__Selected passage__.
[Dave Birch] I’m always keen to try out innovative new payment products. And I’m an O2 Premium Customer, or whatever it’s called. So when I was idling around in London yesterday and happened past an O2 outlet offering the new “O2 Money” prepaid card, I thought I’d pop in a get one. Since it’s a prepaid card, I assumed it would be a bit like getting one at the newsagent or supermarket. I wandered in, expecting to hand over £50 and walk out with a card with £50 on it. But it turns out that despite the big advertising poster in the shop window, the doesn’t actually sell them. The guy told me I had to go home and apply on the interweb. Oh well. One night I was bored enough at home to try and do this, so I went to the O2 Money web site. I thought I’d get a card for my son to use. The web site asks you to put the mobile number in and sends you a code. I did this, and got the code. I typed it in expecting to see a screen saying “congratulations” but instead I got another form asking me to top up the phone using one of my other cards. Naturally I couldn’t be bothered to do this, so I still don’t have a card and nor does my son.

__Data shown__.
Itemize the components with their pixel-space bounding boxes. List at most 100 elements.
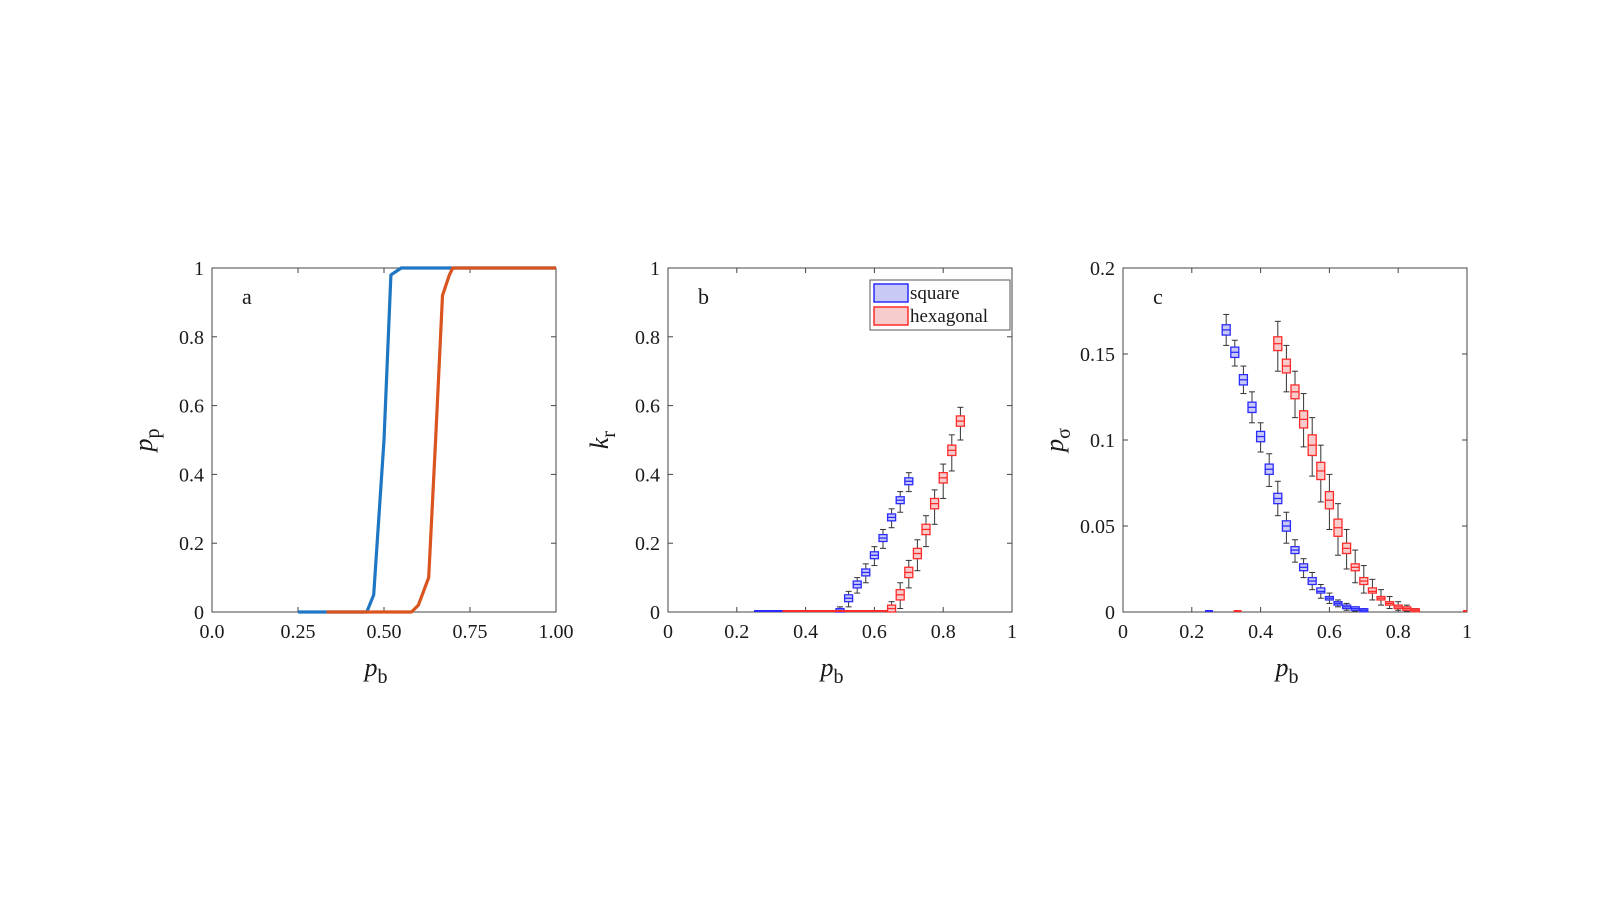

__What you need to do__. Write the next part of the post about trying to get an O2 Money prepaid card, picking up right after its final sentence.

__Answer for this exercise__.
Since O2 already know my address, phone number and bank account details, and have a decade-long credit history on me, Wouldn’t it have been cheaper and simpler to have a “text ‘yes’ to XXXXX and we’ll post you a card” option? Why no integration?

Irrespective of my whining, I think O2 Money has had a pretty successful launch. There is a big advertising campaign, which appears to be working, and plenty of cards are going out the door. Is the UK about to accelerate its prepaid market to the point where prepaid Visa cards and MasterCards are mass market products? Is the UK about to look more like the US?

In the United States, open loop (bank issued) pre-paid cards have experienced only moderate success.

[From National ACH: Pre-Paid Cards Boom or Bust ?]

Not sure I’d qualify them as a moderate success, since they are a big business, but to get to the point where everyone has one will still take some breakthrough.

Mercator estimates users loaded $187.2 billion onto closed-loop cards last year, up 4.3% from 2007’s estimated load of $179.6 billion. But open-loop or network-branded prepaid cards offered by banks and payment processors are coming on strong. Mercator pegs their 2008 load value at $60.4 billion, up 48.5% from 2007’s estimated $40.7 billion.

[From News]

But perhaps the mobile phone is, once again, the special sauce. The idea of prepaid cards in phones, or prepaid stickers on phones, has plenty of momentum.

mobile payments will gain momentum with prepaid – even without penetration of NFC terminals to support it.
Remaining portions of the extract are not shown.